### TASK MATERIAL ###

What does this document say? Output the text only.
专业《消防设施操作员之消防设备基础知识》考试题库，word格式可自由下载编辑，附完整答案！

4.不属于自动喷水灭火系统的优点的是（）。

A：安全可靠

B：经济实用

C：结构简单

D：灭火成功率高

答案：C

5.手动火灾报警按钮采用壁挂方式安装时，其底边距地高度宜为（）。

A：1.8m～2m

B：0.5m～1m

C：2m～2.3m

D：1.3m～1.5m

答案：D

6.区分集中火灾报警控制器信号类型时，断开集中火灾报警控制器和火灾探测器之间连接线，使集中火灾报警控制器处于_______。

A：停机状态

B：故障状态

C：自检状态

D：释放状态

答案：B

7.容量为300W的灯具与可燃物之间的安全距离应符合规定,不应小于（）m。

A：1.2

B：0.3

###
### TASK MATERIAL ###

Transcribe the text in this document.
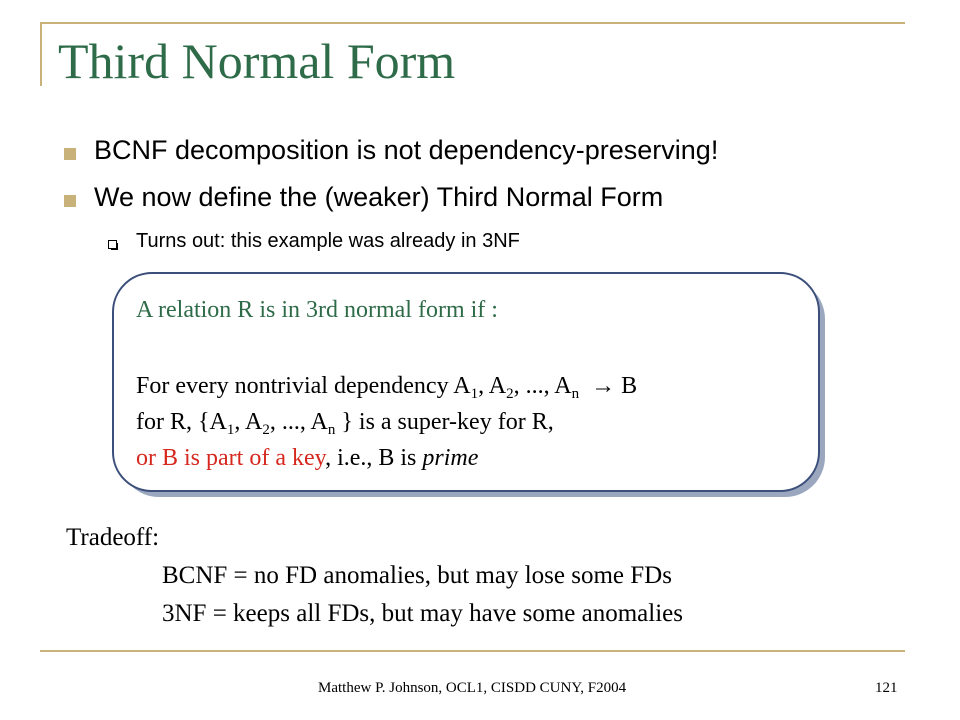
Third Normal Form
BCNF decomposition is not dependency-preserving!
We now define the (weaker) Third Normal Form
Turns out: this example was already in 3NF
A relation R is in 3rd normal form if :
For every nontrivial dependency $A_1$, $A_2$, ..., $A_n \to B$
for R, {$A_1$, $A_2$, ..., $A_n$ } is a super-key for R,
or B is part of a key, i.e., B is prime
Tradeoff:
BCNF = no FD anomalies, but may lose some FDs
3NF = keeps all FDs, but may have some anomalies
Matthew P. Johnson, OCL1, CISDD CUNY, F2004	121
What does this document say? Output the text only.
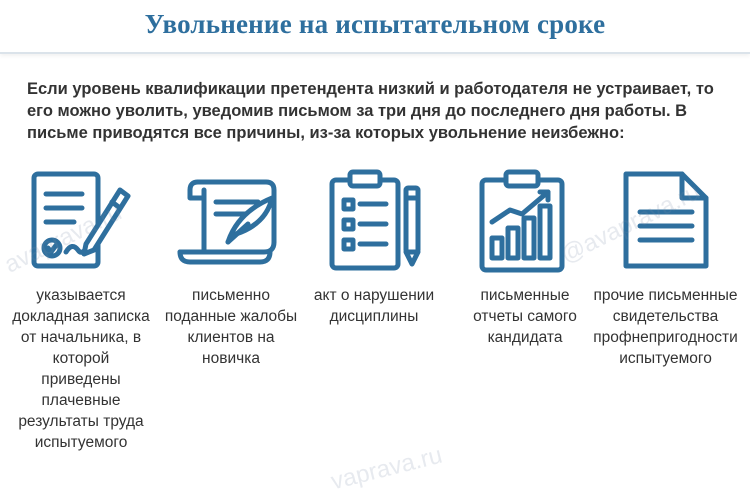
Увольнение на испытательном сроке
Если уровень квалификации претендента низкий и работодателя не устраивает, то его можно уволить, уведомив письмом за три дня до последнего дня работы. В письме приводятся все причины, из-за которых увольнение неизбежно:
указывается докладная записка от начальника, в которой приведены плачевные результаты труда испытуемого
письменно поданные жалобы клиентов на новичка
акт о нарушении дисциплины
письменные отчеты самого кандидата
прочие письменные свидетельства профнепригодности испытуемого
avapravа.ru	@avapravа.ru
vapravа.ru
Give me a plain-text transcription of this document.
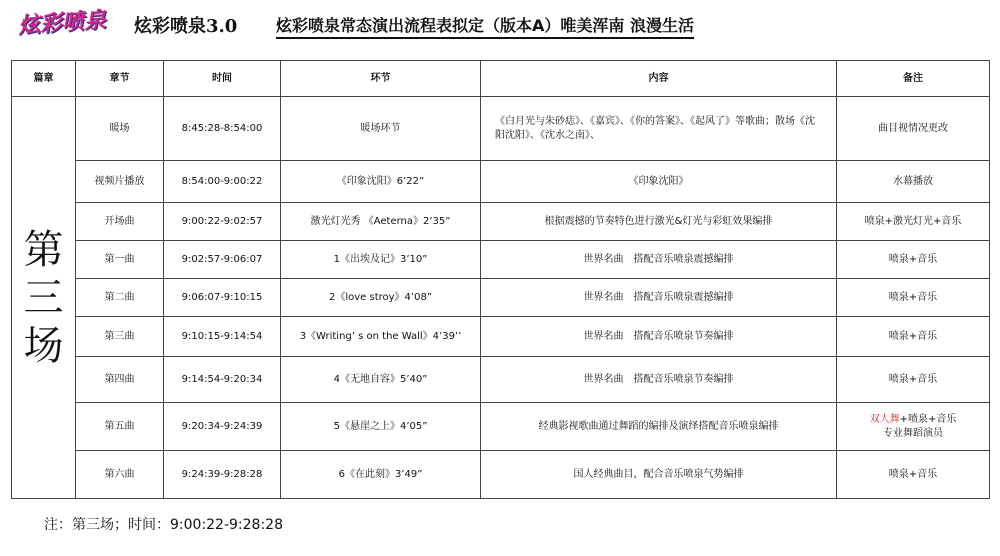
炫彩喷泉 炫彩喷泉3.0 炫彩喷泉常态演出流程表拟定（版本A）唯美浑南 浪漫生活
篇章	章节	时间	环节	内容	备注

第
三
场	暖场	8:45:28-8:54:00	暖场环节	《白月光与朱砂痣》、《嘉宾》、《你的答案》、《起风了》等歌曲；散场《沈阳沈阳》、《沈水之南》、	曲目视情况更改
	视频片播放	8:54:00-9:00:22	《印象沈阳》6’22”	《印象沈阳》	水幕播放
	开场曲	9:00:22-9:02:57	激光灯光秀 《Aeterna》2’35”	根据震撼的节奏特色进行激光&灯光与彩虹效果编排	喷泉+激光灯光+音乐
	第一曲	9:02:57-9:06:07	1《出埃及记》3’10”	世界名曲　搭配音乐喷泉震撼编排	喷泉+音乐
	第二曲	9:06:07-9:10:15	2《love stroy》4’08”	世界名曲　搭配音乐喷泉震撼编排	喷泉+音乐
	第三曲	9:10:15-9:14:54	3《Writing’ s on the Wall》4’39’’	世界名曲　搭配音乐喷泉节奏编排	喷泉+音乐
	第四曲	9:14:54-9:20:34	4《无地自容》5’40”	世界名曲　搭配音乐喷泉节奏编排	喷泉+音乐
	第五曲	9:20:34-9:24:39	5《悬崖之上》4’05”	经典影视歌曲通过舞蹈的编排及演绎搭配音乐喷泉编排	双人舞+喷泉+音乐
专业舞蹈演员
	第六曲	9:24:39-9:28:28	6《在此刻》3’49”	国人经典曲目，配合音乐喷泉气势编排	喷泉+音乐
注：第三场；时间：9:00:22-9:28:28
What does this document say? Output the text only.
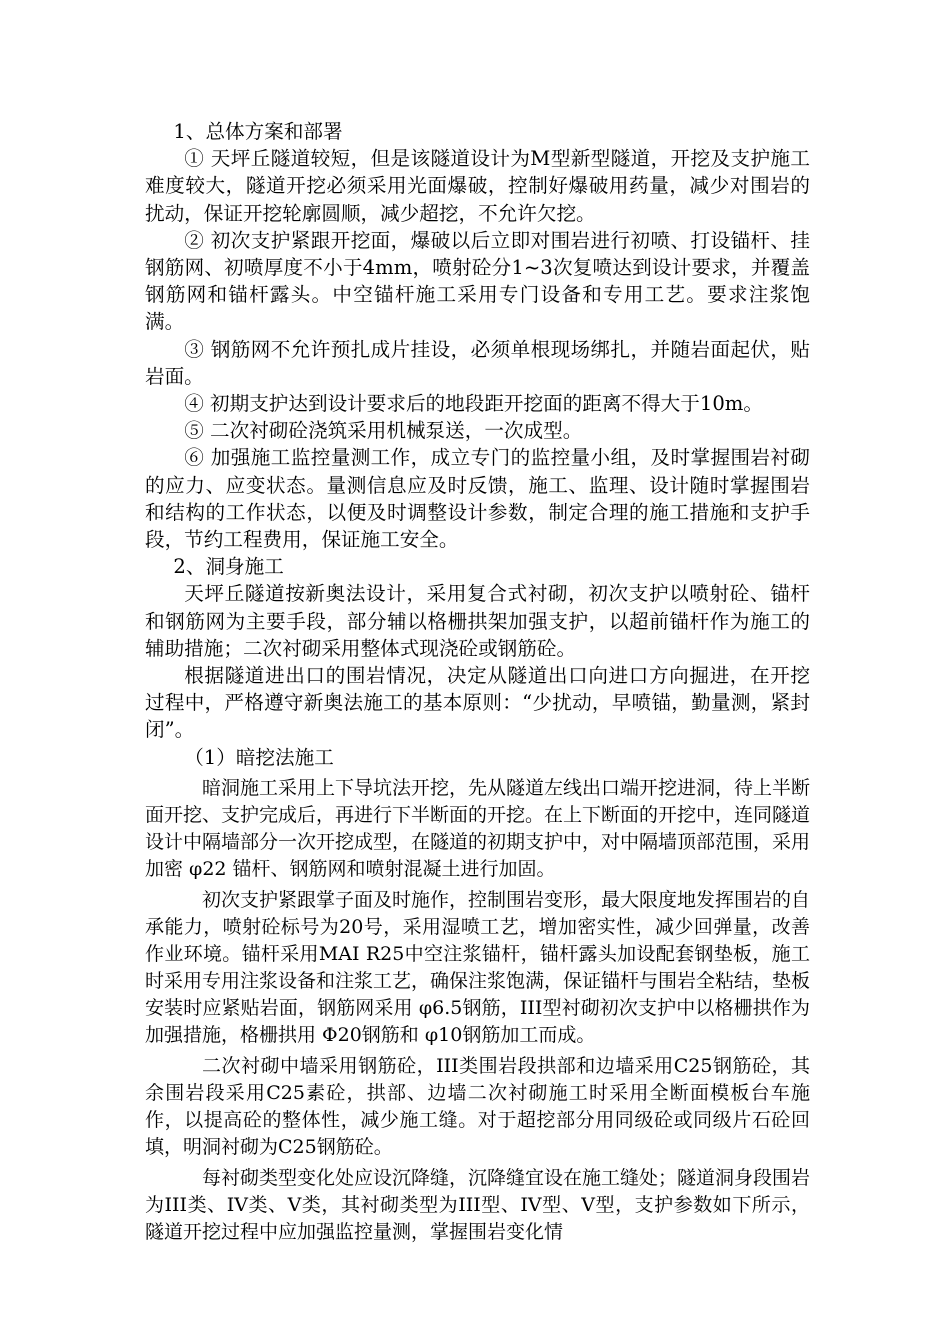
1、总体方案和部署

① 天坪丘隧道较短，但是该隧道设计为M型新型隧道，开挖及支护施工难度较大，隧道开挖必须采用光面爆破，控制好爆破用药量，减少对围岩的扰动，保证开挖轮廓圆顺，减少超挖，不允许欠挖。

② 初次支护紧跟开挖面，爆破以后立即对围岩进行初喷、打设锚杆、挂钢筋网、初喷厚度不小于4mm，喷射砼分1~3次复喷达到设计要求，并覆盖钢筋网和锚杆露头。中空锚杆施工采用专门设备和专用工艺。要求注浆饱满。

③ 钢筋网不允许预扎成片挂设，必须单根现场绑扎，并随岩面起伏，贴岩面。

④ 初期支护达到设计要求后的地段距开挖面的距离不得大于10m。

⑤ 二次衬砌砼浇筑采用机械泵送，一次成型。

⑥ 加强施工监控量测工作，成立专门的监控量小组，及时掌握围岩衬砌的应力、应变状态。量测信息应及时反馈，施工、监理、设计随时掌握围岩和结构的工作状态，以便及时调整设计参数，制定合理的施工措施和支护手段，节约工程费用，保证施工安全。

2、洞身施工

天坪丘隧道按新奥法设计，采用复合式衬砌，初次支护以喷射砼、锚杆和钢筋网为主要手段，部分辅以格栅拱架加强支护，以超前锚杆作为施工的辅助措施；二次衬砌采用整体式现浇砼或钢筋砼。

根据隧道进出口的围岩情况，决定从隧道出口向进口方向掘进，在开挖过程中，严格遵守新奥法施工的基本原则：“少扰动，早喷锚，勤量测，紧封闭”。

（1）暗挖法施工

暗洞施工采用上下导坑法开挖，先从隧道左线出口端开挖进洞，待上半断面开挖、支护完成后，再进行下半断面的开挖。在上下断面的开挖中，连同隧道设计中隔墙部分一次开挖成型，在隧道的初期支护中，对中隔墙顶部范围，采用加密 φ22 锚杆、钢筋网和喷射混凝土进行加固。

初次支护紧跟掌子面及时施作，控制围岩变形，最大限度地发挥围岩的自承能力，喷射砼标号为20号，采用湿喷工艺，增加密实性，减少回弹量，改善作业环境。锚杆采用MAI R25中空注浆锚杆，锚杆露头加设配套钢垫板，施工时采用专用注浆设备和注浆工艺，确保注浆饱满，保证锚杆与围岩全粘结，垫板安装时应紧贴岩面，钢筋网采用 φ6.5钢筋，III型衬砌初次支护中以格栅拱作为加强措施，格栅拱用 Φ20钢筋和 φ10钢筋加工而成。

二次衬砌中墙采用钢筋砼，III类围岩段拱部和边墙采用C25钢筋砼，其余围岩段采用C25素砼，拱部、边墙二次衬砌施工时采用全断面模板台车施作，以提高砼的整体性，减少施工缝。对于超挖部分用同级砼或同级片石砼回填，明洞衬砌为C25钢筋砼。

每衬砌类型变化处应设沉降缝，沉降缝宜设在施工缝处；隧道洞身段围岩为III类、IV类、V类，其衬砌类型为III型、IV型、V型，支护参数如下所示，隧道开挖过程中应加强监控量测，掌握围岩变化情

###

# GOAL
Find each line with the string "搭配音乐喷泉节奏编排" and copy it out.

# EXERCISE RESPONSE
	第三曲	9:10:15-9:14:54	3《Writing’ s on the Wall》4’39’’	世界名曲　搭配音乐喷泉节奏编排	喷泉+音乐
	第四曲	9:14:54-9:20:34	4《无地自容》5’40”	世界名曲　搭配音乐喷泉节奏编排	喷泉+音乐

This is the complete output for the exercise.